(Stored items)
______
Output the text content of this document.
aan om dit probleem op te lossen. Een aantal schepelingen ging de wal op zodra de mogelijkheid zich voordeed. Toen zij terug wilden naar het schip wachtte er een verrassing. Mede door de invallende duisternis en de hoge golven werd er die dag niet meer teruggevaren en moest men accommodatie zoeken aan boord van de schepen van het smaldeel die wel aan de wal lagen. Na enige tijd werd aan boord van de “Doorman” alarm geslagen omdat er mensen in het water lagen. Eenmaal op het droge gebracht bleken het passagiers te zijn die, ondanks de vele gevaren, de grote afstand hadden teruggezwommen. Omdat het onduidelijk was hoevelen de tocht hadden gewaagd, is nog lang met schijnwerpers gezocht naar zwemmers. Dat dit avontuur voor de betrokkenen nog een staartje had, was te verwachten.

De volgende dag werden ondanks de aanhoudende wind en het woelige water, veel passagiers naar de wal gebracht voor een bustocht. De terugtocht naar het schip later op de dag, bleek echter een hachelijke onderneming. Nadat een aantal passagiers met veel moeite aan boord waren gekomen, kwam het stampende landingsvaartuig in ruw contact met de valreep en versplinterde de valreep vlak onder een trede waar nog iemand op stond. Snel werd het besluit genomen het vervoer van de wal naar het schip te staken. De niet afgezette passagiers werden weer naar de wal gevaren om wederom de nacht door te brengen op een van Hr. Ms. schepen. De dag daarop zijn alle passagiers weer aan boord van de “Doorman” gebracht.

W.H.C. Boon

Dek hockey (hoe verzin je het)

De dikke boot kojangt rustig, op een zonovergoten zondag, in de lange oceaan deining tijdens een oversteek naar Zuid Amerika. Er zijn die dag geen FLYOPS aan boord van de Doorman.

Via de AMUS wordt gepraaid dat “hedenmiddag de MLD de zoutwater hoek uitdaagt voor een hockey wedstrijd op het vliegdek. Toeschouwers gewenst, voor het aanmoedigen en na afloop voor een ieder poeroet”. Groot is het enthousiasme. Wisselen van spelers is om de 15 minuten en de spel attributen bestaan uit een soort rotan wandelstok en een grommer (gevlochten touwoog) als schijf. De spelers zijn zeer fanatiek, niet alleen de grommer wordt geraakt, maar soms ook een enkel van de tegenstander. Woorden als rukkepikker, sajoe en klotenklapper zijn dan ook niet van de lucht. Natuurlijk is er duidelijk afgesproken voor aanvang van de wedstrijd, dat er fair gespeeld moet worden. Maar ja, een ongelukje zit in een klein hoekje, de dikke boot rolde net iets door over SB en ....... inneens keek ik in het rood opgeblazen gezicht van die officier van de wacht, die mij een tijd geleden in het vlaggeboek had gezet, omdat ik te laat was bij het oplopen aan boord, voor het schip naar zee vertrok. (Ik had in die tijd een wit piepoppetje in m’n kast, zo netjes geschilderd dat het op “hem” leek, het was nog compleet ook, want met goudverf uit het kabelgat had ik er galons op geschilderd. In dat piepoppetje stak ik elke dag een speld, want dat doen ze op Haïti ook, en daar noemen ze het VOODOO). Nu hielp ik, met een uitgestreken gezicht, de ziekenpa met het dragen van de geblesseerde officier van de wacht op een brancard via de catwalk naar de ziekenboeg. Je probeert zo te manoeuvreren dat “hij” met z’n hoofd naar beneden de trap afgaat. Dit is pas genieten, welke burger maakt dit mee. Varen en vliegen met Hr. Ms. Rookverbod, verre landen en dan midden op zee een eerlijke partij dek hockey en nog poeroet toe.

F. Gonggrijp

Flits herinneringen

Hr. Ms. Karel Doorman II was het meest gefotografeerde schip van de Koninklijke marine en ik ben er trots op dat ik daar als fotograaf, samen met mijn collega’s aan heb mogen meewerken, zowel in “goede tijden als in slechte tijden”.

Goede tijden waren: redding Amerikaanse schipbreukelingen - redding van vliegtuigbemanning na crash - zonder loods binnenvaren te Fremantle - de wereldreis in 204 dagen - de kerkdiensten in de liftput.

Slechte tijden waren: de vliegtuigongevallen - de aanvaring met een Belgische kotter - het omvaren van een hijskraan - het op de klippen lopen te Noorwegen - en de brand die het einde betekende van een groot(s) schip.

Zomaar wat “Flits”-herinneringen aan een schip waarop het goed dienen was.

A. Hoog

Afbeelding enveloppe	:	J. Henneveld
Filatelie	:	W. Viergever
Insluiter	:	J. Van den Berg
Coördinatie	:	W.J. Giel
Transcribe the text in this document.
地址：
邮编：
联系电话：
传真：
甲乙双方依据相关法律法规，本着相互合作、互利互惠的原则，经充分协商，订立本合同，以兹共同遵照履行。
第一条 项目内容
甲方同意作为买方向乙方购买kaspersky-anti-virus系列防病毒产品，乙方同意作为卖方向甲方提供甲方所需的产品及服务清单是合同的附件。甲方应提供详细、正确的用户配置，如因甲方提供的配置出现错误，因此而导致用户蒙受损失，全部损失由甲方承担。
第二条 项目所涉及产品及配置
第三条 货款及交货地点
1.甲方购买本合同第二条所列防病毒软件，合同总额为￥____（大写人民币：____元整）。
______
Activity: From the entries, report every line in which the string "document" occurs.

Written answer:
Output the text content of this document.
Transcribe the text in this document.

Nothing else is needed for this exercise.